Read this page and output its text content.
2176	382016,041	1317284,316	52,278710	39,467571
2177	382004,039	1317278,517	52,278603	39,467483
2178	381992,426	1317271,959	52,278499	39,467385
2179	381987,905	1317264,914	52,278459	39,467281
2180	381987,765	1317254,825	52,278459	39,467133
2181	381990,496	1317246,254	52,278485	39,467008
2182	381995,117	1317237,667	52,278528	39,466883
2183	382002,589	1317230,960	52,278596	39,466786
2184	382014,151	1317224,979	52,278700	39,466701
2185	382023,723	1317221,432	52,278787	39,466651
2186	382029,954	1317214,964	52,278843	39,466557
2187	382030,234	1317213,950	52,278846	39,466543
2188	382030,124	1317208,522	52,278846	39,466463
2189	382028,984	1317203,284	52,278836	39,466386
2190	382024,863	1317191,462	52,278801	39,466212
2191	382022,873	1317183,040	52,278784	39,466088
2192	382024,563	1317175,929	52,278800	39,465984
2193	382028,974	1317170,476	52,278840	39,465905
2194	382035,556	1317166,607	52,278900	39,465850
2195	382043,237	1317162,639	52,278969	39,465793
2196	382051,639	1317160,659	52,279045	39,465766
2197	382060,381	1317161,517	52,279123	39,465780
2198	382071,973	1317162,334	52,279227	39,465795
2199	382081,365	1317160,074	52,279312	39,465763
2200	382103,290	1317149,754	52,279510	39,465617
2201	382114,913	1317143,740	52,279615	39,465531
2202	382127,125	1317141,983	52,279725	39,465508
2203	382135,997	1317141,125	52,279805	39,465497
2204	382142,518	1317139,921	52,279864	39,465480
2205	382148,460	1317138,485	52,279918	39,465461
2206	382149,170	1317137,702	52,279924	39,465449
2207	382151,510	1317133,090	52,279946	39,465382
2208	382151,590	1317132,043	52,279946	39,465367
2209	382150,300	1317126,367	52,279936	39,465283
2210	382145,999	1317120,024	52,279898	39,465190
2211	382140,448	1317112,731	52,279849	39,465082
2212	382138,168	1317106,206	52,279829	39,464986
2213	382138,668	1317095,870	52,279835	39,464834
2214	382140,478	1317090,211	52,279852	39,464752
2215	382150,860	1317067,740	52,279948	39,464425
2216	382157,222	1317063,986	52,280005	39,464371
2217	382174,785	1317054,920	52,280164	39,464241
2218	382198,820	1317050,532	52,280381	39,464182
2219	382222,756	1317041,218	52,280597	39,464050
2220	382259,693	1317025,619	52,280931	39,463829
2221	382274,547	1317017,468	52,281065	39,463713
+++
WHAT THIS TASK INVOLVES: Take the records above and return them exactly as written.

EXERCISE SOLUTION:
Read this page and output its text content.
2176	382016,041	1317284,316	52,278710	39,467571
2177	382004,039	1317278,517	52,278603	39,467483
2178	381992,426	1317271,959	52,278499	39,467385
2179	381987,905	1317264,914	52,278459	39,467281
2180	381987,765	1317254,825	52,278459	39,467133
2181	381990,496	1317246,254	52,278485	39,467008
2182	381995,117	1317237,667	52,278528	39,466883
2183	382002,589	1317230,960	52,278596	39,466786
2184	382014,151	1317224,979	52,278700	39,466701
2185	382023,723	1317221,432	52,278787	39,466651
2186	382029,954	1317214,964	52,278843	39,466557
2187	382030,234	1317213,950	52,278846	39,466543
2188	382030,124	1317208,522	52,278846	39,466463
2189	382028,984	1317203,284	52,278836	39,466386
2190	382024,863	1317191,462	52,278801	39,466212
2191	382022,873	1317183,040	52,278784	39,466088
2192	382024,563	1317175,929	52,278800	39,465984
2193	382028,974	1317170,476	52,278840	39,465905
2194	382035,556	1317166,607	52,278900	39,465850
2195	382043,237	1317162,639	52,278969	39,465793
2196	382051,639	1317160,659	52,279045	39,465766
2197	382060,381	1317161,517	52,279123	39,465780
2198	382071,973	1317162,334	52,279227	39,465795
2199	382081,365	1317160,074	52,279312	39,465763
2200	382103,290	1317149,754	52,279510	39,465617
2201	382114,913	1317143,740	52,279615	39,465531
2202	382127,125	1317141,983	52,279725	39,465508
2203	382135,997	1317141,125	52,279805	39,465497
2204	382142,518	1317139,921	52,279864	39,465480
2205	382148,460	1317138,485	52,279918	39,465461
2206	382149,170	1317137,702	52,279924	39,465449
2207	382151,510	1317133,090	52,279946	39,465382
2208	382151,590	1317132,043	52,279946	39,465367
2209	382150,300	1317126,367	52,279936	39,465283
2210	382145,999	1317120,024	52,279898	39,465190
2211	382140,448	1317112,731	52,279849	39,465082
2212	382138,168	1317106,206	52,279829	39,464986
2213	382138,668	1317095,870	52,279835	39,464834
2214	382140,478	1317090,211	52,279852	39,464752
2215	382150,860	1317067,740	52,279948	39,464425
2216	382157,222	1317063,986	52,280005	39,464371
2217	382174,785	1317054,920	52,280164	39,464241
2218	382198,820	1317050,532	52,280381	39,464182
2219	382222,756	1317041,218	52,280597	39,464050
2220	382259,693	1317025,619	52,280931	39,463829
2221	382274,547	1317017,468	52,281065	39,463713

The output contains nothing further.